GIVEN EXERCISE: Skip the images and copy each record exactly as written.
start INFORMATION SHOWN
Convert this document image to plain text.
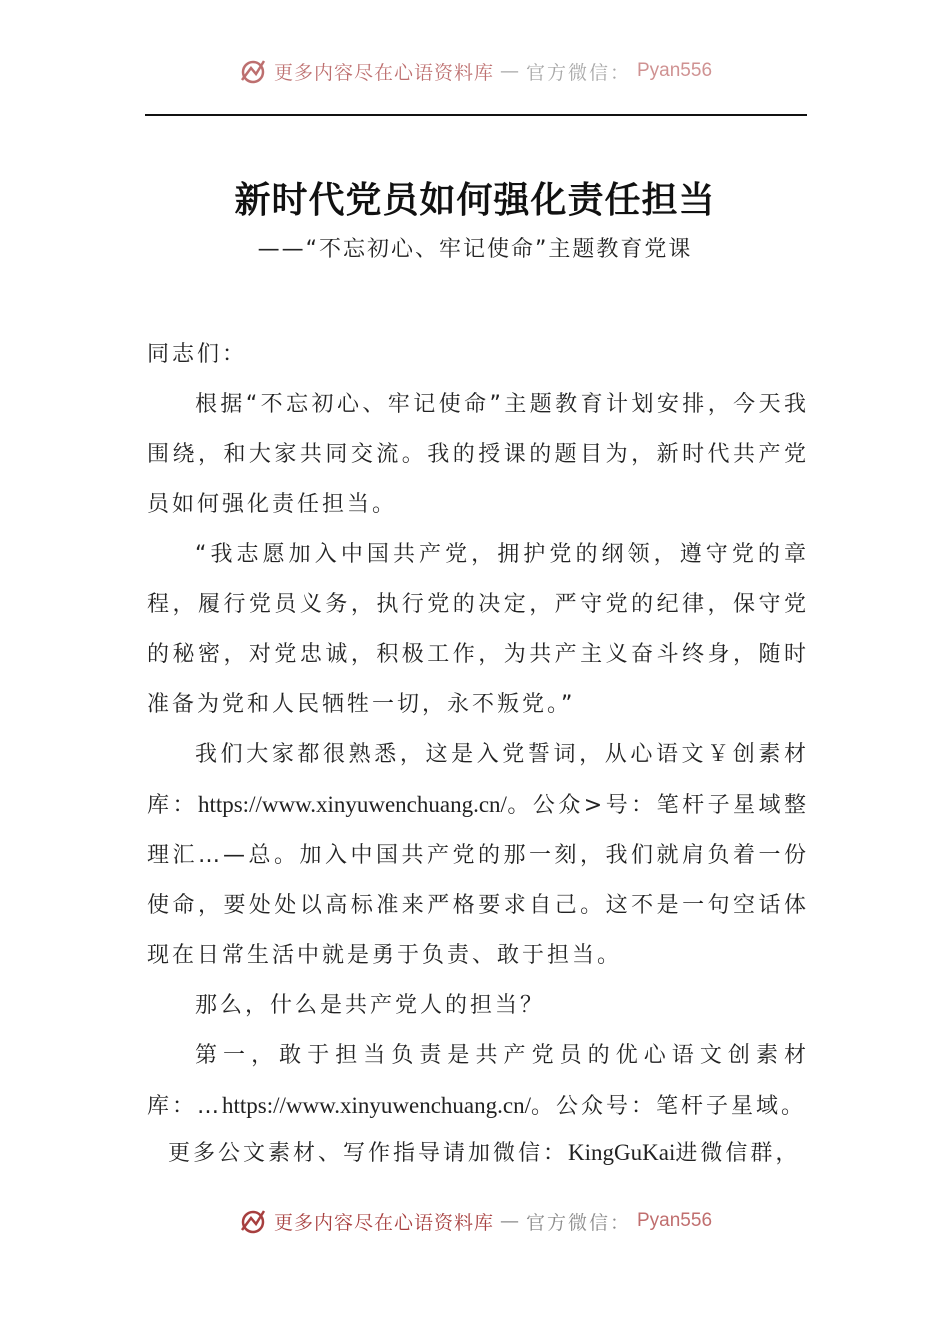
更多内容尽在心语资料库 — 官方微信： Pyan556
新时代党员如何强化责任担当
——“不忘初心、牢记使命”主题教育党课

同志们：

根据“不忘初心、牢记使命”主题教育计划安排，今天我围绕，和大家共同交流。我的授课的题目为，新时代共产党员如何强化责任担当。

“我志愿加入中国共产党，拥护党的纲领，遵守党的章程，履行党员义务，执行党的决定，严守党的纪律，保守党的秘密，对党忠诚，积极工作，为共产主义奋斗终身，随时准备为党和人民牺牲一切，永不叛党。”

我们大家都很熟悉，这是入党誓词，从心语文￥创素材库：https://www.xinyuwenchuang.cn/。公众>号：笔杆子星域整理汇…—总。加入中国共产党的那一刻，我们就肩负着一份使命，要处处以高标准来严格要求自己。这不是一句空话体现在日常生活中就是勇于负责、敢于担当。

那么，什么是共产党人的担当？

第一，敢于担当负责是共产党员的优心语文创素材库：…https://www.xinyuwenchuang.cn/。公众号：笔杆子星域。

更多公文素材、写作指导请加微信：KingGuKai进微信群，
更多内容尽在心语资料库 — 官方微信： Pyan556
end INFORMATION SHOWN
ANSWER TO THE TASK:
Convert this document image to plain text.
更多内容尽在心语资料库 — 官方微信： Pyan556
新时代党员如何强化责任担当
——“不忘初心、牢记使命”主题教育党课

同志们：

根据“不忘初心、牢记使命”主题教育计划安排，今天我围绕，和大家共同交流。我的授课的题目为，新时代共产党员如何强化责任担当。

“我志愿加入中国共产党，拥护党的纲领，遵守党的章程，履行党员义务，执行党的决定，严守党的纪律，保守党的秘密，对党忠诚，积极工作，为共产主义奋斗终身，随时准备为党和人民牺牲一切，永不叛党。”

我们大家都很熟悉，这是入党誓词，从心语文￥创素材库：https://www.xinyuwenchuang.cn/。公众>号：笔杆子星域整理汇…—总。加入中国共产党的那一刻，我们就肩负着一份使命，要处处以高标准来严格要求自己。这不是一句空话体现在日常生活中就是勇于负责、敢于担当。

那么，什么是共产党人的担当？

第一，敢于担当负责是共产党员的优心语文创素材库：…https://www.xinyuwenchuang.cn/。公众号：笔杆子星域。

更多公文素材、写作指导请加微信：KingGuKai进微信群，
更多内容尽在心语资料库 — 官方微信： Pyan556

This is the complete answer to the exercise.